= Written exercise =
Print every entry, word for word, and skip the images.

[Collected data]
- - -
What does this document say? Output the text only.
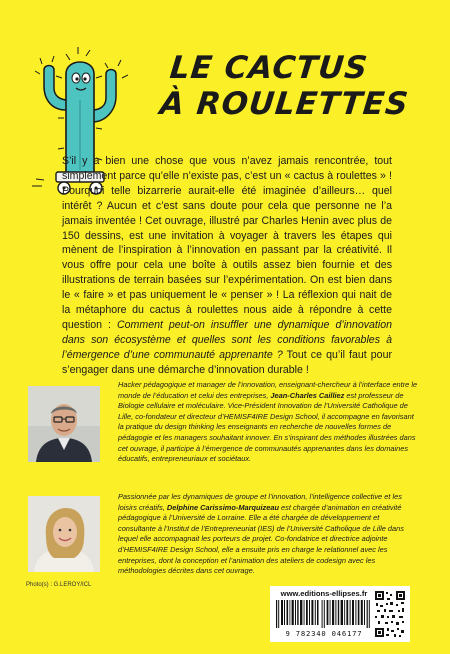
LE CACTUS
À ROULETTES
S’il y a bien une chose que vous n’avez jamais rencontrée, tout simplement parce qu’elle n’existe pas, c’est un « cactus à roulettes » ! Pourquoi telle bizarrerie aurait-elle été imaginée d’ailleurs… quel intérêt ? Aucun et c’est sans doute pour cela que personne ne l’a jamais inventée ! Cet ouvrage, illustré par Charles Henin avec plus de 150 dessins, est une invitation à voyager à travers les étapes qui mènent de l’inspiration à l’innovation en passant par la créativité. Il vous offre pour cela une boîte à outils assez bien fournie et des illustrations de terrain basées sur l’expérimentation. On est bien dans le « faire » et pas uniquement le « penser » ! La réflexion qui nait de la métaphore du cactus à roulettes nous aide à répondre à cette question : Comment peut-on insuffler une dynamique d’innovation dans son écosystème et quelles sont les conditions favorables à l’émergence d’une communauté apprenante ? Tout ce qu’il faut pour s’engager dans une démarche d’innovation durable !
Hacker pédagogique et manager de l’innovation, enseignant-chercheur à l’interface entre le monde de l’éducation et celui des entreprises, Jean-Charles Cailliez est professeur de Biologie cellulaire et moléculaire. Vice-Président Innovation de l’Université Catholique de Lille, co-fondateur et directeur d’HEMISF4IRE Design School, il accompagne en favorisant la pratique du design thinking les enseignants en recherche de nouvelles formes de pédagogie et les managers souhaitant innover. En s’inspirant des méthodes illustrées dans cet ouvrage, il participe à l’émergence de communautés apprenantes dans les domaines éducatifs, entrepreneuriaux et sociétaux.
Passionnée par les dynamiques de groupe et l’innovation, l’intelligence collective et les loisirs créatifs, Delphine Carissimo-Marquizeau est chargée d’animation en créativité pédagogique à l’Université de Lorraine. Elle a été chargée de développement et consultante à l’Institut de l’Entrepreneuriat (IES) de l’Université Catholique de Lille dans lequel elle accompagnait les porteurs de projet. Co-fondatrice et directrice adjointe d’HEMISF4IRE Design School, elle a ensuite pris en charge le relationnel avec les entreprises, dont la conception et l’animation des ateliers de codesign avec les méthodologies décrites dans cet ouvrage.
Photo(s) : G.LEROY/ICL
www.editions-ellipses.fr
9 782340 046177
- - -
= Written response =
What does this document say? Output the text only.
LE CACTUS
À ROULETTES
S’il y a bien une chose que vous n’avez jamais rencontrée, tout simplement parce qu’elle n’existe pas, c’est un « cactus à roulettes » ! Pourquoi telle bizarrerie aurait-elle été imaginée d’ailleurs… quel intérêt ? Aucun et c’est sans doute pour cela que personne ne l’a jamais inventée ! Cet ouvrage, illustré par Charles Henin avec plus de 150 dessins, est une invitation à voyager à travers les étapes qui mènent de l’inspiration à l’innovation en passant par la créativité. Il vous offre pour cela une boîte à outils assez bien fournie et des illustrations de terrain basées sur l’expérimentation. On est bien dans le « faire » et pas uniquement le « penser » ! La réflexion qui nait de la métaphore du cactus à roulettes nous aide à répondre à cette question : Comment peut-on insuffler une dynamique d’innovation dans son écosystème et quelles sont les conditions favorables à l’émergence d’une communauté apprenante ? Tout ce qu’il faut pour s’engager dans une démarche d’innovation durable !
Hacker pédagogique et manager de l’innovation, enseignant-chercheur à l’interface entre le monde de l’éducation et celui des entreprises, Jean-Charles Cailliez est professeur de Biologie cellulaire et moléculaire. Vice-Président Innovation de l’Université Catholique de Lille, co-fondateur et directeur d’HEMISF4IRE Design School, il accompagne en favorisant la pratique du design thinking les enseignants en recherche de nouvelles formes de pédagogie et les managers souhaitant innover. En s’inspirant des méthodes illustrées dans cet ouvrage, il participe à l’émergence de communautés apprenantes dans les domaines éducatifs, entrepreneuriaux et sociétaux.
Passionnée par les dynamiques de groupe et l’innovation, l’intelligence collective et les loisirs créatifs, Delphine Carissimo-Marquizeau est chargée d’animation en créativité pédagogique à l’Université de Lorraine. Elle a été chargée de développement et consultante à l’Institut de l’Entrepreneuriat (IES) de l’Université Catholique de Lille dans lequel elle accompagnait les porteurs de projet. Co-fondatrice et directrice adjointe d’HEMISF4IRE Design School, elle a ensuite pris en charge le relationnel avec les entreprises, dont la conception et l’animation des ateliers de codesign avec les méthodologies décrites dans cet ouvrage.
Photo(s) : G.LEROY/ICL
www.editions-ellipses.fr
9 782340 046177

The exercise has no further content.